**GIVEN EXERCISE**
Find the lines holding the word "title" and collect them.
START
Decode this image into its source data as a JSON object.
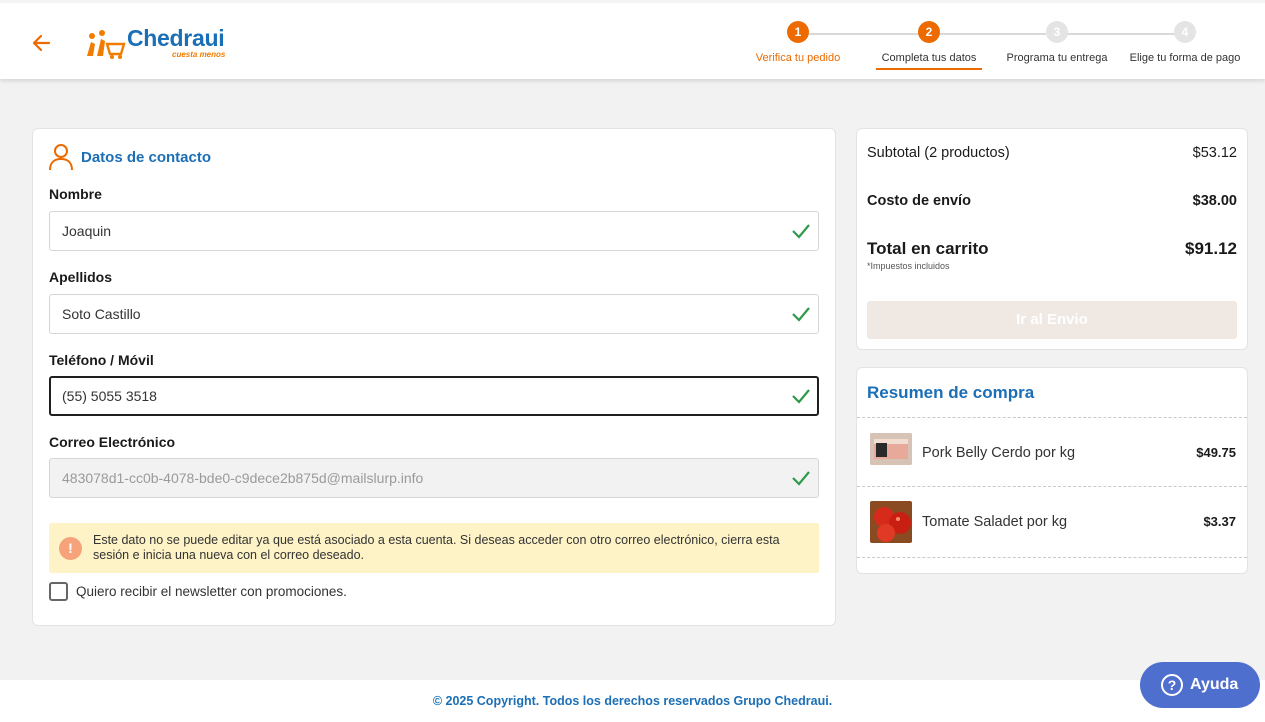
{
  "header": {
    "back_icon": "arrow-left-icon",
    "logo": {
      "word": "Chedraui",
      "tagline": "cuesta menos"
    },
    "steps": [
      {
        "number": "1",
        "label": "Verifica tu pedido",
        "state": "completed"
      },
      {
        "number": "2",
        "label": "Completa tus datos",
        "state": "current"
      },
      {
        "number": "3",
        "label": "Programa tu entrega",
        "state": "pending"
      },
      {
        "number": "4",
        "label": "Elige tu forma de pago",
        "state": "pending"
      }
    ]
  },
  "contact": {
    "title": "Datos de contacto",
    "fields": [
      {
        "label": "Nombre",
        "value": "Joaquin"
      },
      {
        "label": "Apellidos",
        "value": "Soto Castillo"
      },
      {
        "label": "Teléfono / Móvil",
        "value": "(55) 5055 3518"
      },
      {
        "label": "Correo Electrónico",
        "value": "483078d1-cc0b-4078-bde0-c9dece2b875d@mailslurp.info"
      }
    ],
    "notice": "Este dato no se puede editar ya que está asociado a esta cuenta. Si deseas acceder con otro correo electrónico, cierra esta sesión e inicia una nueva con el correo deseado.",
    "notice_icon_glyph": "!",
    "newsletter_label": "Quiero recibir el newsletter con promociones."
  },
  "summary": {
    "subtotal_label": "Subtotal (2 productos)",
    "subtotal_value": "$53.12",
    "shipping_label": "Costo de envío",
    "shipping_value": "$38.00",
    "total_label": "Total en carrito",
    "total_value": "$91.12",
    "tax_note": "*Impuestos incluidos",
    "cta_label": "Ir al Envio"
  },
  "resumen": {
    "title": "Resumen de compra",
    "products": [
      {
        "name": "Pork Belly Cerdo por kg",
        "price": "$49.75"
      },
      {
        "name": "Tomate Saladet por kg",
        "price": "$3.37"
      }
    ]
  },
  "footer": {
    "copyright": "© 2025 Copyright. Todos los derechos reservados Grupo Chedraui."
  },
  "help": {
    "label": "Ayuda",
    "icon_glyph": "?"
  },
  "colors": {
    "brand_blue": "#1b6fb6",
    "brand_orange": "#ec6a00",
    "success_green": "#2e9a4a",
    "notice_bg": "#fdf3c7",
    "help_bg": "#4f6fcf"
  }
}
END
**WRITTEN SOLUTION**
    "title": "Datos de contacto",
    "title": "Resumen de compra",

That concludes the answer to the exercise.